Material:
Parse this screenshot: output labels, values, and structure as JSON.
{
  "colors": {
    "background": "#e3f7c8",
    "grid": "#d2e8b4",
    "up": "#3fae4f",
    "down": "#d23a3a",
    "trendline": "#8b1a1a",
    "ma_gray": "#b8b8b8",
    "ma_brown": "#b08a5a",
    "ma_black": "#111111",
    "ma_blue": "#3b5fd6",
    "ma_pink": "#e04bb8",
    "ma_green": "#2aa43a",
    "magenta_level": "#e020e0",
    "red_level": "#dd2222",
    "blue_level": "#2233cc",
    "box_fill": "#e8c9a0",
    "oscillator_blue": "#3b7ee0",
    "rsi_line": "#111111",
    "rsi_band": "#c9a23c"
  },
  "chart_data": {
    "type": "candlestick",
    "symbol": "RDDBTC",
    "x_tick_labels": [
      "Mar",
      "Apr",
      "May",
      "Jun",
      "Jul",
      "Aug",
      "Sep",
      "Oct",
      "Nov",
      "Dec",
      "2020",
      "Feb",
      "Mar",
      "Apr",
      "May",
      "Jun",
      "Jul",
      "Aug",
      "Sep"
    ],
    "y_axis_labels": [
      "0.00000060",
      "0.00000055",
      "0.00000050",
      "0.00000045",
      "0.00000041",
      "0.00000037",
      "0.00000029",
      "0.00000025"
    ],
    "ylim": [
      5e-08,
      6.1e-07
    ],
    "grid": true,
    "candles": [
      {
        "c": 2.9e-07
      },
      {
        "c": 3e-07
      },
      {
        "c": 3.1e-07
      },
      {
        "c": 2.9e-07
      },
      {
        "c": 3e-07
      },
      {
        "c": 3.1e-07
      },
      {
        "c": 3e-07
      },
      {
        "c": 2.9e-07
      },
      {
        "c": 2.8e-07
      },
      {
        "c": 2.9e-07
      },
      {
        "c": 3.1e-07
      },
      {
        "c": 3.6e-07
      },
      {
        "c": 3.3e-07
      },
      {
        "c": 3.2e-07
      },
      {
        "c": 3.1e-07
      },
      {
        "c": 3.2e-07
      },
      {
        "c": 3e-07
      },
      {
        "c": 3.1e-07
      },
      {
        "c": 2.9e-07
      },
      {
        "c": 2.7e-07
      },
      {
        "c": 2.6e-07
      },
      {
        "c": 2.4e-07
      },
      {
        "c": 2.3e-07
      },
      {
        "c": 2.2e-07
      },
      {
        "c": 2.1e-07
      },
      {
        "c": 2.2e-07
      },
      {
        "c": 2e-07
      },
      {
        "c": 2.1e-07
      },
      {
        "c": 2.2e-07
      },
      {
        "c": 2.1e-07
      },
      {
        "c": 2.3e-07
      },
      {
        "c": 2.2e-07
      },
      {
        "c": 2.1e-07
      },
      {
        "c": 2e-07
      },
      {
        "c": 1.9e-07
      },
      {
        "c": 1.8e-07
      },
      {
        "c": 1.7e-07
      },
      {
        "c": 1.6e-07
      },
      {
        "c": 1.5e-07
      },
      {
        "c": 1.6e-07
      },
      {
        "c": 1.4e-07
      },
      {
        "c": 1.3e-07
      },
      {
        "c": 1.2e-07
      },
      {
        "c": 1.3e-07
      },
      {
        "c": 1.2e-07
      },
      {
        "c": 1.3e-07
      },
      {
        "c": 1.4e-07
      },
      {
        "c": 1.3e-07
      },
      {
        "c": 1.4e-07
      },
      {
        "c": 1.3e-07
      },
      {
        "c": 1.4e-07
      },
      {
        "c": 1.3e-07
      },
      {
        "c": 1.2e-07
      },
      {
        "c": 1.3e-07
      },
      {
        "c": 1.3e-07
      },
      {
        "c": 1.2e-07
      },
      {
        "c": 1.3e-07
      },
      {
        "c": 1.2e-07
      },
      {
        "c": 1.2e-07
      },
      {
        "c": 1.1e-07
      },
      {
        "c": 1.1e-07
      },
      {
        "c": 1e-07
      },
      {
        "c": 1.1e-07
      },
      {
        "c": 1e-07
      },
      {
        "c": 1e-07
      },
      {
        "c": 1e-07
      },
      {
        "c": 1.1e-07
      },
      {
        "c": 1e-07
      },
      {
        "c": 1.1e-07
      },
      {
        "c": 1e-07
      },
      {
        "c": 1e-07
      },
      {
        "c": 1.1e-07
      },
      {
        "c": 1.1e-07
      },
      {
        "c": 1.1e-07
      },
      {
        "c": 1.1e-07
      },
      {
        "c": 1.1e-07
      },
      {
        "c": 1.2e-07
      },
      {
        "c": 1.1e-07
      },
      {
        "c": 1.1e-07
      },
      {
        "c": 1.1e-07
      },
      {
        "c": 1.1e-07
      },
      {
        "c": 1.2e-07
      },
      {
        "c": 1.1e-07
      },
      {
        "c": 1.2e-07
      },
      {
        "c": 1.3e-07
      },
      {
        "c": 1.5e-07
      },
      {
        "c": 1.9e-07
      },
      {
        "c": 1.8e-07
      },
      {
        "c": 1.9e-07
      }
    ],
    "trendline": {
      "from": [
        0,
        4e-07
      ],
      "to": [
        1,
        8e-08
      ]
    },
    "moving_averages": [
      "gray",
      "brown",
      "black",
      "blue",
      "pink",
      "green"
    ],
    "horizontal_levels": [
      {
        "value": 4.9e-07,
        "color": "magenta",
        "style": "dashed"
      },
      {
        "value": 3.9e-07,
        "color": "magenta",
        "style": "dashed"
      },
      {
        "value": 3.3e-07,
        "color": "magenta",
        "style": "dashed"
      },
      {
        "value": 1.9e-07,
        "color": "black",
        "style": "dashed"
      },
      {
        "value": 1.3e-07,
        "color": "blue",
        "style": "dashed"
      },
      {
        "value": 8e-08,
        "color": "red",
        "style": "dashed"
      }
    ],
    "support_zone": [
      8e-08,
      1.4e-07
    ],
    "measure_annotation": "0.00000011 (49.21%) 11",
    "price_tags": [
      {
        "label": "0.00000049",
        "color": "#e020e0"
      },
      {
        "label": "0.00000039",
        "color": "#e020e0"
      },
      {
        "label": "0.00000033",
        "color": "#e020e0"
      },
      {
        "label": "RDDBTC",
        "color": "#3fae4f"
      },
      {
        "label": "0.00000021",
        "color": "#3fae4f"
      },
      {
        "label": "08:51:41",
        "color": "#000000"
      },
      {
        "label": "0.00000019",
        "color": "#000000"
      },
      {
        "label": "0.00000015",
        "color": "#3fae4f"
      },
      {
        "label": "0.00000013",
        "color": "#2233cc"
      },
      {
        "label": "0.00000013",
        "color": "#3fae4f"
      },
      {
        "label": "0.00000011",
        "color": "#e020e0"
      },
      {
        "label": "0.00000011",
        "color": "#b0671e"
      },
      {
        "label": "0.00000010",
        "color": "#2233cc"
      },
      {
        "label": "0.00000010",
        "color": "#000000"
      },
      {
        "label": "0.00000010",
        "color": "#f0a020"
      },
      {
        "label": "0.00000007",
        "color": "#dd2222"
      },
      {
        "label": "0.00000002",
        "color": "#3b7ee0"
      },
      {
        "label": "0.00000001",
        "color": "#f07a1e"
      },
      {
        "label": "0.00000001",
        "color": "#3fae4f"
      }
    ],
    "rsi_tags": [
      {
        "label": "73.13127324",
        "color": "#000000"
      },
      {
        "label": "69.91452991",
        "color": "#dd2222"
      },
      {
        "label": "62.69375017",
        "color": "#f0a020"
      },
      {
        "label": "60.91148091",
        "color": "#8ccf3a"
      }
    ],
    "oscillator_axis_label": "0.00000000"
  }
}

Given request:
Retype all of the material, keeping each line exact.

The result:
Parse this screenshot: output labels, values, and structure as JSON.
{
  "colors": {
    "background": "#e3f7c8",
    "grid": "#d2e8b4",
    "up": "#3fae4f",
    "down": "#d23a3a",
    "trendline": "#8b1a1a",
    "ma_gray": "#b8b8b8",
    "ma_brown": "#b08a5a",
    "ma_black": "#111111",
    "ma_blue": "#3b5fd6",
    "ma_pink": "#e04bb8",
    "ma_green": "#2aa43a",
    "magenta_level": "#e020e0",
    "red_level": "#dd2222",
    "blue_level": "#2233cc",
    "box_fill": "#e8c9a0",
    "oscillator_blue": "#3b7ee0",
    "rsi_line": "#111111",
    "rsi_band": "#c9a23c"
  },
  "chart_data": {
    "type": "candlestick",
    "symbol": "RDDBTC",
    "x_tick_labels": [
      "Mar",
      "Apr",
      "May",
      "Jun",
      "Jul",
      "Aug",
      "Sep",
      "Oct",
      "Nov",
      "Dec",
      "2020",
      "Feb",
      "Mar",
      "Apr",
      "May",
      "Jun",
      "Jul",
      "Aug",
      "Sep"
    ],
    "y_axis_labels": [
      "0.00000060",
      "0.00000055",
      "0.00000050",
      "0.00000045",
      "0.00000041",
      "0.00000037",
      "0.00000029",
      "0.00000025"
    ],
    "ylim": [
      5e-08,
      6.1e-07
    ],
    "grid": true,
    "candles": [
      {
        "c": 2.9e-07
      },
      {
        "c": 3e-07
      },
      {
        "c": 3.1e-07
      },
      {
        "c": 2.9e-07
      },
      {
        "c": 3e-07
      },
      {
        "c": 3.1e-07
      },
      {
        "c": 3e-07
      },
      {
        "c": 2.9e-07
      },
      {
        "c": 2.8e-07
      },
      {
        "c": 2.9e-07
      },
      {
        "c": 3.1e-07
      },
      {
        "c": 3.6e-07
      },
      {
        "c": 3.3e-07
      },
      {
        "c": 3.2e-07
      },
      {
        "c": 3.1e-07
      },
      {
        "c": 3.2e-07
      },
      {
        "c": 3e-07
      },
      {
        "c": 3.1e-07
      },
      {
        "c": 2.9e-07
      },
      {
        "c": 2.7e-07
      },
      {
        "c": 2.6e-07
      },
      {
        "c": 2.4e-07
      },
      {
        "c": 2.3e-07
      },
      {
        "c": 2.2e-07
      },
      {
        "c": 2.1e-07
      },
      {
        "c": 2.2e-07
      },
      {
        "c": 2e-07
      },
      {
        "c": 2.1e-07
      },
      {
        "c": 2.2e-07
      },
      {
        "c": 2.1e-07
      },
      {
        "c": 2.3e-07
      },
      {
        "c": 2.2e-07
      },
      {
        "c": 2.1e-07
      },
      {
        "c": 2e-07
      },
      {
        "c": 1.9e-07
      },
      {
        "c": 1.8e-07
      },
      {
        "c": 1.7e-07
      },
      {
        "c": 1.6e-07
      },
      {
        "c": 1.5e-07
      },
      {
        "c": 1.6e-07
      },
      {
        "c": 1.4e-07
      },
      {
        "c": 1.3e-07
      },
      {
        "c": 1.2e-07
      },
      {
        "c": 1.3e-07
      },
      {
        "c": 1.2e-07
      },
      {
        "c": 1.3e-07
      },
      {
        "c": 1.4e-07
      },
      {
        "c": 1.3e-07
      },
      {
        "c": 1.4e-07
      },
      {
        "c": 1.3e-07
      },
      {
        "c": 1.4e-07
      },
      {
        "c": 1.3e-07
      },
      {
        "c": 1.2e-07
      },
      {
        "c": 1.3e-07
      },
      {
        "c": 1.3e-07
      },
      {
        "c": 1.2e-07
      },
      {
        "c": 1.3e-07
      },
      {
        "c": 1.2e-07
      },
      {
        "c": 1.2e-07
      },
      {
        "c": 1.1e-07
      },
      {
        "c": 1.1e-07
      },
      {
        "c": 1e-07
      },
      {
        "c": 1.1e-07
      },
      {
        "c": 1e-07
      },
      {
        "c": 1e-07
      },
      {
        "c": 1e-07
      },
      {
        "c": 1.1e-07
      },
      {
        "c": 1e-07
      },
      {
        "c": 1.1e-07
      },
      {
        "c": 1e-07
      },
      {
        "c": 1e-07
      },
      {
        "c": 1.1e-07
      },
      {
        "c": 1.1e-07
      },
      {
        "c": 1.1e-07
      },
      {
        "c": 1.1e-07
      },
      {
        "c": 1.1e-07
      },
      {
        "c": 1.2e-07
      },
      {
        "c": 1.1e-07
      },
      {
        "c": 1.1e-07
      },
      {
        "c": 1.1e-07
      },
      {
        "c": 1.1e-07
      },
      {
        "c": 1.2e-07
      },
      {
        "c": 1.1e-07
      },
      {
        "c": 1.2e-07
      },
      {
        "c": 1.3e-07
      },
      {
        "c": 1.5e-07
      },
      {
        "c": 1.9e-07
      },
      {
        "c": 1.8e-07
      },
      {
        "c": 1.9e-07
      }
    ],
    "trendline": {
      "from": [
        0,
        4e-07
      ],
      "to": [
        1,
        8e-08
      ]
    },
    "moving_averages": [
      "gray",
      "brown",
      "black",
      "blue",
      "pink",
      "green"
    ],
    "horizontal_levels": [
      {
        "value": 4.9e-07,
        "color": "magenta",
        "style": "dashed"
      },
      {
        "value": 3.9e-07,
        "color": "magenta",
        "style": "dashed"
      },
      {
        "value": 3.3e-07,
        "color": "magenta",
        "style": "dashed"
      },
      {
        "value": 1.9e-07,
        "color": "black",
        "style": "dashed"
      },
      {
        "value": 1.3e-07,
        "color": "blue",
        "style": "dashed"
      },
      {
        "value": 8e-08,
        "color": "red",
        "style": "dashed"
      }
    ],
    "support_zone": [
      8e-08,
      1.4e-07
    ],
    "measure_annotation": "0.00000011 (49.21%) 11",
    "price_tags": [
      {
        "label": "0.00000049",
        "color": "#e020e0"
      },
      {
        "label": "0.00000039",
        "color": "#e020e0"
      },
      {
        "label": "0.00000033",
        "color": "#e020e0"
      },
      {
        "label": "RDDBTC",
        "color": "#3fae4f"
      },
      {
        "label": "0.00000021",
        "color": "#3fae4f"
      },
      {
        "label": "08:51:41",
        "color": "#000000"
      },
      {
        "label": "0.00000019",
        "color": "#000000"
      },
      {
        "label": "0.00000015",
        "color": "#3fae4f"
      },
      {
        "label": "0.00000013",
        "color": "#2233cc"
      },
      {
        "label": "0.00000013",
        "color": "#3fae4f"
      },
      {
        "label": "0.00000011",
        "color": "#e020e0"
      },
      {
        "label": "0.00000011",
        "color": "#b0671e"
      },
      {
        "label": "0.00000010",
        "color": "#2233cc"
      },
      {
        "label": "0.00000010",
        "color": "#000000"
      },
      {
        "label": "0.00000010",
        "color": "#f0a020"
      },
      {
        "label": "0.00000007",
        "color": "#dd2222"
      },
      {
        "label": "0.00000002",
        "color": "#3b7ee0"
      },
      {
        "label": "0.00000001",
        "color": "#f07a1e"
      },
      {
        "label": "0.00000001",
        "color": "#3fae4f"
      }
    ],
    "rsi_tags": [
      {
        "label": "73.13127324",
        "color": "#000000"
      },
      {
        "label": "69.91452991",
        "color": "#dd2222"
      },
      {
        "label": "62.69375017",
        "color": "#f0a020"
      },
      {
        "label": "60.91148091",
        "color": "#8ccf3a"
      }
    ],
    "oscillator_axis_label": "0.00000000"
  }
}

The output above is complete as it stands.